• **INPUT DATA**:
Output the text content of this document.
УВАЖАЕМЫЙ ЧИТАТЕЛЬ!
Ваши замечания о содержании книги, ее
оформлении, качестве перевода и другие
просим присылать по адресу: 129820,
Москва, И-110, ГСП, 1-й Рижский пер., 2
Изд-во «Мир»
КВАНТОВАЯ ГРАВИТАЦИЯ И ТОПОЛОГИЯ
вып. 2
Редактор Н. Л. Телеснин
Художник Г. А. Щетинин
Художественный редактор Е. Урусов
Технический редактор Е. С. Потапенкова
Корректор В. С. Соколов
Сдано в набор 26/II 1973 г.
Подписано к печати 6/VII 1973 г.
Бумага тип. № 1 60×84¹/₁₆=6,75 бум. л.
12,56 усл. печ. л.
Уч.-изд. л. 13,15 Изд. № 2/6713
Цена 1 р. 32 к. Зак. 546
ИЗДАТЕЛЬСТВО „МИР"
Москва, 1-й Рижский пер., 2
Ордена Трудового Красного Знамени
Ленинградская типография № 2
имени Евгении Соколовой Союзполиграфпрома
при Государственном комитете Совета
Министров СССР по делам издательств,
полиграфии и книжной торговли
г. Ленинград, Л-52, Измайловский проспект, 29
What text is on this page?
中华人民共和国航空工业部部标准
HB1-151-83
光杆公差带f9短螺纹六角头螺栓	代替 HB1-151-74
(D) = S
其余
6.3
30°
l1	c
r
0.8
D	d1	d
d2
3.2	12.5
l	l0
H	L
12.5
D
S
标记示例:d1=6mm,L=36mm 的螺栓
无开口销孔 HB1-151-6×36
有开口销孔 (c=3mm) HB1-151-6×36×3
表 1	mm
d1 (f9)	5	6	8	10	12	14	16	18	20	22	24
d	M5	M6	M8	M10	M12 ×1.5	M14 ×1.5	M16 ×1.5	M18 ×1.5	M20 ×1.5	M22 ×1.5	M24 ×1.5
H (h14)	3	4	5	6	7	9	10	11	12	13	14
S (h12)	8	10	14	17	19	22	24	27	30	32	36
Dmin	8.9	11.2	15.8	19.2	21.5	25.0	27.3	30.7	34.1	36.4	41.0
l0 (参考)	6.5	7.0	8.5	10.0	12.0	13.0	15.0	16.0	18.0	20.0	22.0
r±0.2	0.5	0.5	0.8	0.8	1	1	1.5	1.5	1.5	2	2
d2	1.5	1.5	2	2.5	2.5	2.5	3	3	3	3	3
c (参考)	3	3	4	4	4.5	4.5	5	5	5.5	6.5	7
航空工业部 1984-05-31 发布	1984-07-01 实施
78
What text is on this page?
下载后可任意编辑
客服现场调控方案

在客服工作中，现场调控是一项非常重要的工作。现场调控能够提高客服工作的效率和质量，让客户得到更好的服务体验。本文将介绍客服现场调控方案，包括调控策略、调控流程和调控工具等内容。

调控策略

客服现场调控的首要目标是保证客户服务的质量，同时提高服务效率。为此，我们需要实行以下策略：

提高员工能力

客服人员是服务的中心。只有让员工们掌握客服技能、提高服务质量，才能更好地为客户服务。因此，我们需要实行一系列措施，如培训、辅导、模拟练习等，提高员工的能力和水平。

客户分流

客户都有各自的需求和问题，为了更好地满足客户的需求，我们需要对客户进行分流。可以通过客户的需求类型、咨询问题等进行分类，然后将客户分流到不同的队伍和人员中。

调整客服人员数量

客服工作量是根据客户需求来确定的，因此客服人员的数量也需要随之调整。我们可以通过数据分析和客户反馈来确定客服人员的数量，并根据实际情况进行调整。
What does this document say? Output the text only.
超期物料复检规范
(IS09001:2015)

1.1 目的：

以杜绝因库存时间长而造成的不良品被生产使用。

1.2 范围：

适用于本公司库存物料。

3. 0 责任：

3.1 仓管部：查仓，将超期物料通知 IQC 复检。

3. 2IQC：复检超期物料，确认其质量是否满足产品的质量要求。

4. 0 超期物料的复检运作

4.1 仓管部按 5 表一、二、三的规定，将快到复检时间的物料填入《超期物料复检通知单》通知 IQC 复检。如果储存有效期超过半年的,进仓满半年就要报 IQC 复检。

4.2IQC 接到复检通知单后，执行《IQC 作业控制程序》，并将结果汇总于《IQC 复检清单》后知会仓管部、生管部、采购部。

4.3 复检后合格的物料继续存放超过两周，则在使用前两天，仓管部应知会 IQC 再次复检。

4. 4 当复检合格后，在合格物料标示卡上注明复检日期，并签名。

• **TASK**: Take each line containing the string "Output" and copy it out.

• **TASK RESULT**:
Output the text content of this document.
What does this document say? Output the text only.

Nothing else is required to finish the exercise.